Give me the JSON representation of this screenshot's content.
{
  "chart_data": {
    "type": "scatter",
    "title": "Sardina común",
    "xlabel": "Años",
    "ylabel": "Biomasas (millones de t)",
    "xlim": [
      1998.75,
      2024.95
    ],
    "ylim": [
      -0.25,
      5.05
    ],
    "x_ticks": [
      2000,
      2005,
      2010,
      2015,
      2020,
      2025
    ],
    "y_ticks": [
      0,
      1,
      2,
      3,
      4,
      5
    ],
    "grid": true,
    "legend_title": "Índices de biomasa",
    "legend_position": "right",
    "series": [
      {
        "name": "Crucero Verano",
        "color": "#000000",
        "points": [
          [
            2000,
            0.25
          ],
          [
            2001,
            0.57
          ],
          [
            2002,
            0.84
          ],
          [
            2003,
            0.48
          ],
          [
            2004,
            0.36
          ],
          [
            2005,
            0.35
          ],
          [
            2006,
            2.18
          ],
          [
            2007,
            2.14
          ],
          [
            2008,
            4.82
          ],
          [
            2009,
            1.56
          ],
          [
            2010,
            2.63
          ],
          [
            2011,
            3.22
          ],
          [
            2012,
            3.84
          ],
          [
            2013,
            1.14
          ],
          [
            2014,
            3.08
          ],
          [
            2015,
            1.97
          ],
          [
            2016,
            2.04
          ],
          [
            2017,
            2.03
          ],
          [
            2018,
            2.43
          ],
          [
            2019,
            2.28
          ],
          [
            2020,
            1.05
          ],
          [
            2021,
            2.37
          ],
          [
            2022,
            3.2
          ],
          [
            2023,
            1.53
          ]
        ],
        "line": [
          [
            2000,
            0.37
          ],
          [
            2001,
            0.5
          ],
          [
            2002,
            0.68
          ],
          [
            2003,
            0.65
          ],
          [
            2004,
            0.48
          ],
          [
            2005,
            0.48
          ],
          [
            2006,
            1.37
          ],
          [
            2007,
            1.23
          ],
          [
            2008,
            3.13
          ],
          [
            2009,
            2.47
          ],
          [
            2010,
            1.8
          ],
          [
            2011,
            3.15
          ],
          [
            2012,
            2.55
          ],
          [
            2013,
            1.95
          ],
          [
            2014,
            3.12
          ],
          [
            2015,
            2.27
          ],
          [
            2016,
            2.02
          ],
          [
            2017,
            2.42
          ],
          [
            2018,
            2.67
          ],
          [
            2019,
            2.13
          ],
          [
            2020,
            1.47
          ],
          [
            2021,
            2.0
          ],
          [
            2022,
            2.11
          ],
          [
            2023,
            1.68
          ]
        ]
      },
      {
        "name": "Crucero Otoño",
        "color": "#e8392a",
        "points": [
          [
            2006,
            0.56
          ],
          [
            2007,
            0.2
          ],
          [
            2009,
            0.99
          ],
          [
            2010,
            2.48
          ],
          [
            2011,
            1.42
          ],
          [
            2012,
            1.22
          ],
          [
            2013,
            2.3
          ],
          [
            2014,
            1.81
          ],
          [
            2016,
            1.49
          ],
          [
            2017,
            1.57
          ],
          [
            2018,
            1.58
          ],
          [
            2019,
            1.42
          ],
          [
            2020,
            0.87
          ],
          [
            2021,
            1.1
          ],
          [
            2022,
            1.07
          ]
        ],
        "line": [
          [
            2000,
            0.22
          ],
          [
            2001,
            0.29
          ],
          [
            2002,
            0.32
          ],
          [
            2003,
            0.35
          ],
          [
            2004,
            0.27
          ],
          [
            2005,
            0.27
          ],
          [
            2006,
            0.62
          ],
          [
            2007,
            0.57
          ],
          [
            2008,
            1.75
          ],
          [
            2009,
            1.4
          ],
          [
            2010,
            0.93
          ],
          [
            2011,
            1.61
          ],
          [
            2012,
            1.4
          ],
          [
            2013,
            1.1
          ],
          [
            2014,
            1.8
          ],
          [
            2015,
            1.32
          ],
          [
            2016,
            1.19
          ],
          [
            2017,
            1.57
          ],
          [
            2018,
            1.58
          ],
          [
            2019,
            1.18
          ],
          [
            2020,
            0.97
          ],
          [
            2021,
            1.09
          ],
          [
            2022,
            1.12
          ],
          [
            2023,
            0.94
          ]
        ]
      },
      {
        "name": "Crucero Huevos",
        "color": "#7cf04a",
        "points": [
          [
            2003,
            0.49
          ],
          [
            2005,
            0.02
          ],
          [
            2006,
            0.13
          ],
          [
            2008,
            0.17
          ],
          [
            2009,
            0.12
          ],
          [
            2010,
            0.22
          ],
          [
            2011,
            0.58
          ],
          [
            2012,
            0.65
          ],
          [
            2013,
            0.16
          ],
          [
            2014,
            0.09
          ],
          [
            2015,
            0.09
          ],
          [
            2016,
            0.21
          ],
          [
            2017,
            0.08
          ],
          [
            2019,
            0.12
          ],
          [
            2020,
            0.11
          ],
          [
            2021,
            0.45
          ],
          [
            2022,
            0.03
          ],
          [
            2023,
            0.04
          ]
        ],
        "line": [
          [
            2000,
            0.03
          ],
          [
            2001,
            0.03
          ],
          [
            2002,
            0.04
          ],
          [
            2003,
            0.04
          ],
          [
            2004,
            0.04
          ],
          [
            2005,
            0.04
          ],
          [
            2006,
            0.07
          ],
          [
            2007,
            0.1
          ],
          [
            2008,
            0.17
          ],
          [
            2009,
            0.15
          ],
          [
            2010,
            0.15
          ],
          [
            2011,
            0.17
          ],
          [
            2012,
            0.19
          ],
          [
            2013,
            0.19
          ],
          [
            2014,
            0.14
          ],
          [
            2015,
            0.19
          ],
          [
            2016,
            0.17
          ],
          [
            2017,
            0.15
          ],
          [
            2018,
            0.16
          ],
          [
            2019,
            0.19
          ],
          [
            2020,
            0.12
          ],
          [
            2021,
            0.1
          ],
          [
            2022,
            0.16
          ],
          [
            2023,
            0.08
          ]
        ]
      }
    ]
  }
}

• **Exercise objective**
Of the lines above, copy each that contains "Crucero".

• **Answer for the task**
        "name": "Crucero Verano",
        "name": "Crucero Otoño",
        "name": "Crucero Huevos",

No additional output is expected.